EXCERPT TO READ:
▶

That means you don’t need to bring cash to exchange at a money changer or get hit with exorbitant bank fees by using your existing Visa or Mastercard.
Not all ATMs will accept the Transferwise Debit Card but many do — I’ve found several around Bali that allow cash withdrawals, with my favourite being the yellow-coloured Maybank (there’s one outside Biku in Seminyak).
No leftover foreign currency at the end of the holiday.
One of the biggest pains when travelling is using up the local currency before you leave. Or conversely, for me, it’s not having any when I land in a new country.
Using the Transferwise smartphone app I can move money between currencies at the most competitive rate on the market. Which means if I’m a bit short because of a big splurge with a few days to go, I can exchange money from one of my other currency wallets into the local currency.
And when leaving, or anytime after I leave, I can move the leftover money into the currency I’m going to use next. Because the rates are better than I can find anywhere else, the stress of getting a horrible exchange rate for small or large amounts is no longer a factor.

◀

EXERCISE INSTRUCTIONS:
1. In the passage on travel money, copy the text between "No leftover foreign" and "a new country.", inclusive, changing "pains" to "hassles".
2. Condense the paragraph of the passage on travel money that begins "Using the Transferwise smartphone app" into a shorter version that keeps its main facts.

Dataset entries
▶

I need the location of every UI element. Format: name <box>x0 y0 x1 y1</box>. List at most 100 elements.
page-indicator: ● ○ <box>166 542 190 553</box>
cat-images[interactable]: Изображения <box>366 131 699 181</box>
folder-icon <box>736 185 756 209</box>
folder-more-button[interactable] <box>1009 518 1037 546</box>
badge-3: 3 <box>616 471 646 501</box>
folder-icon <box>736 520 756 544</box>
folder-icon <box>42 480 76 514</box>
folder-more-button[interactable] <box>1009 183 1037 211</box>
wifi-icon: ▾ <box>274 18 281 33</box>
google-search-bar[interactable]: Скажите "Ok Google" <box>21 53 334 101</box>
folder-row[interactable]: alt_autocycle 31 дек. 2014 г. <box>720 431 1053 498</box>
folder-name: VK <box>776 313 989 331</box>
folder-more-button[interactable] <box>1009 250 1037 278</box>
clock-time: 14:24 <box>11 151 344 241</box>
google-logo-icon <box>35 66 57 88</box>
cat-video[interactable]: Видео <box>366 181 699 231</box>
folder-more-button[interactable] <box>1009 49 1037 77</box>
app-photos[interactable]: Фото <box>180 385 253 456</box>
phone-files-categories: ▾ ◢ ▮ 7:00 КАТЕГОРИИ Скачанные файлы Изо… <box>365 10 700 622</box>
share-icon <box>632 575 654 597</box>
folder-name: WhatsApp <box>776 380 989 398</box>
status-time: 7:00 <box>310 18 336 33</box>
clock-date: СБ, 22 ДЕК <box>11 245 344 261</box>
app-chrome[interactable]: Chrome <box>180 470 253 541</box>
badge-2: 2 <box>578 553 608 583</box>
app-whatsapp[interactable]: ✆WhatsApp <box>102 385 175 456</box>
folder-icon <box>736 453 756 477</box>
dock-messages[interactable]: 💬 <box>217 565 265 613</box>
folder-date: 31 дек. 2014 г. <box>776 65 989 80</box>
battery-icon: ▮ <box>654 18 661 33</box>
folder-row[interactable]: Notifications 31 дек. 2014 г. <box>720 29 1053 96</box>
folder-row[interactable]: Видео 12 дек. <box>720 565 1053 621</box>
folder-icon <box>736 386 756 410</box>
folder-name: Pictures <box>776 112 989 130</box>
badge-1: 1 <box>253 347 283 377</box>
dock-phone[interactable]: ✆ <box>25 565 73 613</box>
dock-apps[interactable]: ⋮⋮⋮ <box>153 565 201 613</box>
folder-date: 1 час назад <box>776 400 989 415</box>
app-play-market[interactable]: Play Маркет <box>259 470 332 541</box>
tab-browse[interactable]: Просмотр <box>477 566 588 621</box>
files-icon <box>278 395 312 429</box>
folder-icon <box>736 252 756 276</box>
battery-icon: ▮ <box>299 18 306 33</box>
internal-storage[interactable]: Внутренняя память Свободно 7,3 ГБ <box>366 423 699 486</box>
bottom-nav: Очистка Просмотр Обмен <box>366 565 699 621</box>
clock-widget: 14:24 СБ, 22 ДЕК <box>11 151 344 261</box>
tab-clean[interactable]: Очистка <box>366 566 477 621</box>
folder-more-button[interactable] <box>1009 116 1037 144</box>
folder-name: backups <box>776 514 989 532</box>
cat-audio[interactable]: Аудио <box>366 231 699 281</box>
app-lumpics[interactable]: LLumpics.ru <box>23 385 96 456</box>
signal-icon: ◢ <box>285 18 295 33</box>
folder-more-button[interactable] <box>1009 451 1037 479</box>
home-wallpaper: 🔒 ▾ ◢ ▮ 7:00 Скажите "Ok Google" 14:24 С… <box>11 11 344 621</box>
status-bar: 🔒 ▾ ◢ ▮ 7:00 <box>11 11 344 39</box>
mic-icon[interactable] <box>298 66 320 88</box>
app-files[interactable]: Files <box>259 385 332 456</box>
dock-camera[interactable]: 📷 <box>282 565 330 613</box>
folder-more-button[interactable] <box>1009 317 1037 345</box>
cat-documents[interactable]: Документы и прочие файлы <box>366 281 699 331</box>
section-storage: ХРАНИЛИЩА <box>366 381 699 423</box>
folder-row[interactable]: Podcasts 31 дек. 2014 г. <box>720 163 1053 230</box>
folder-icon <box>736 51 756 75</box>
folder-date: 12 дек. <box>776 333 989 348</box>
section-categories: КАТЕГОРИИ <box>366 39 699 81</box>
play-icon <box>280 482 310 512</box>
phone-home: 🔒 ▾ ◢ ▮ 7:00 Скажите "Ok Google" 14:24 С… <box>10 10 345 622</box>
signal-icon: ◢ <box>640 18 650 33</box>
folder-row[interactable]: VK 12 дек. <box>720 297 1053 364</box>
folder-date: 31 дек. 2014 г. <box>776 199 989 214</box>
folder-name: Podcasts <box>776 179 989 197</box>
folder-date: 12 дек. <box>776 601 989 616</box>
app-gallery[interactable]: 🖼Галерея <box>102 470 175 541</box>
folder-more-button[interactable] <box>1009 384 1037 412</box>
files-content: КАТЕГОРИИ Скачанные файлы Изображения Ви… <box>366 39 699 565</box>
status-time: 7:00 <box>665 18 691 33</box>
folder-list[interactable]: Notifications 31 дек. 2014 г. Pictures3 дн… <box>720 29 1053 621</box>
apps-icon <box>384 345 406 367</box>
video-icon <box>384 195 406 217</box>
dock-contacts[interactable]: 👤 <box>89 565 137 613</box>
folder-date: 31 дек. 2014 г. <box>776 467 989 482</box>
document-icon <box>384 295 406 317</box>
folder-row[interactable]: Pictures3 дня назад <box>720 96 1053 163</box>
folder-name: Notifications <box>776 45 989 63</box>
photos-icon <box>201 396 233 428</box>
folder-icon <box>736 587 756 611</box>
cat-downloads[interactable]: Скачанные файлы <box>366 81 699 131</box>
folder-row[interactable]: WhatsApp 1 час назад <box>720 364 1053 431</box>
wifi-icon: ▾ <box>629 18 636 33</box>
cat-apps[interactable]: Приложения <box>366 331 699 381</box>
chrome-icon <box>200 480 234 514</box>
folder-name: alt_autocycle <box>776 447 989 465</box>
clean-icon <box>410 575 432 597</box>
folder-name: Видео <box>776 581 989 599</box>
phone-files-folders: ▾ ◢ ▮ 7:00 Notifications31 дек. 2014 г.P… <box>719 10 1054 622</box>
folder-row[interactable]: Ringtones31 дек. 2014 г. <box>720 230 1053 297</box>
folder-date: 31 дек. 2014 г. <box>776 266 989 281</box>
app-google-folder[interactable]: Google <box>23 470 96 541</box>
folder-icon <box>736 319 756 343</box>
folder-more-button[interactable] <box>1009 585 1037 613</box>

◀

SOLUTION SET:
1.
No leftover foreign currency at the end of the holiday.
One of the biggest hassles when travelling is using up the local currency before you leave. Or conversely, for me, it’s not having any when I land in a new country.

2. The Transferwise app moves money between currencies at the market's most competitive rate, so a traveler who runs short after a big splurge can convert funds from another currency wallet into the local currency.